◆ Aim ◆
Copy the records below exactly as they are written.

::: Input records :::

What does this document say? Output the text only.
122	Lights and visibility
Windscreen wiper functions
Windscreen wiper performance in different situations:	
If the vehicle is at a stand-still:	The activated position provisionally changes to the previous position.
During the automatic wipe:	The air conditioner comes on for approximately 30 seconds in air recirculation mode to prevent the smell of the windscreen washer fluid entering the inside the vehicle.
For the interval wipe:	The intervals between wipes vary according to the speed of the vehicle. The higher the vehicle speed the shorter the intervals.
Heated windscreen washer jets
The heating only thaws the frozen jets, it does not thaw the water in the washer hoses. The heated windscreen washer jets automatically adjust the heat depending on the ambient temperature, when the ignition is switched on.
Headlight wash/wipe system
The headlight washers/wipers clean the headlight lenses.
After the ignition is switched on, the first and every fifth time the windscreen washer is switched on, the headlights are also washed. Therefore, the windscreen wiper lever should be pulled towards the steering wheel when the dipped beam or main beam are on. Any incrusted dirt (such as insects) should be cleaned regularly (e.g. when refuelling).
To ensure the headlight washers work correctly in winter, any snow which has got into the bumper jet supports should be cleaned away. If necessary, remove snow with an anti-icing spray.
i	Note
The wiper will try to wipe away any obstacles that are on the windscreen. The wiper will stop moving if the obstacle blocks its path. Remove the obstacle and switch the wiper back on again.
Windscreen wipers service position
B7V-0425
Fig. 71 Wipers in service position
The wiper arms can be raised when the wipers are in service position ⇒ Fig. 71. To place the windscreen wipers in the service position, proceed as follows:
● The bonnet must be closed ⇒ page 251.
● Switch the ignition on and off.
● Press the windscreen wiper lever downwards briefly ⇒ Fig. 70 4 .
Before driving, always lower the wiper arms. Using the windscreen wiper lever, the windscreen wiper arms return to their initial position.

:::

◆ Answer for the task ◆
What does this document say? Output the text only.
122	Lights and visibility
Windscreen wiper functions
Windscreen wiper performance in different situations:	
If the vehicle is at a stand-still:	The activated position provisionally changes to the previous position.
During the automatic wipe:	The air conditioner comes on for approximately 30 seconds in air recirculation mode to prevent the smell of the windscreen washer fluid entering the inside the vehicle.
For the interval wipe:	The intervals between wipes vary according to the speed of the vehicle. The higher the vehicle speed the shorter the intervals.
Heated windscreen washer jets
The heating only thaws the frozen jets, it does not thaw the water in the washer hoses. The heated windscreen washer jets automatically adjust the heat depending on the ambient temperature, when the ignition is switched on.
Headlight wash/wipe system
The headlight washers/wipers clean the headlight lenses.
After the ignition is switched on, the first and every fifth time the windscreen washer is switched on, the headlights are also washed. Therefore, the windscreen wiper lever should be pulled towards the steering wheel when the dipped beam or main beam are on. Any incrusted dirt (such as insects) should be cleaned regularly (e.g. when refuelling).
To ensure the headlight washers work correctly in winter, any snow which has got into the bumper jet supports should be cleaned away. If necessary, remove snow with an anti-icing spray.
i	Note
The wiper will try to wipe away any obstacles that are on the windscreen. The wiper will stop moving if the obstacle blocks its path. Remove the obstacle and switch the wiper back on again.
Windscreen wipers service position
B7V-0425
Fig. 71 Wipers in service position
The wiper arms can be raised when the wipers are in service position ⇒ Fig. 71. To place the windscreen wipers in the service position, proceed as follows:
● The bonnet must be closed ⇒ page 251.
● Switch the ignition on and off.
● Press the windscreen wiper lever downwards briefly ⇒ Fig. 70 4 .
Before driving, always lower the wiper arms. Using the windscreen wiper lever, the windscreen wiper arms return to their initial position.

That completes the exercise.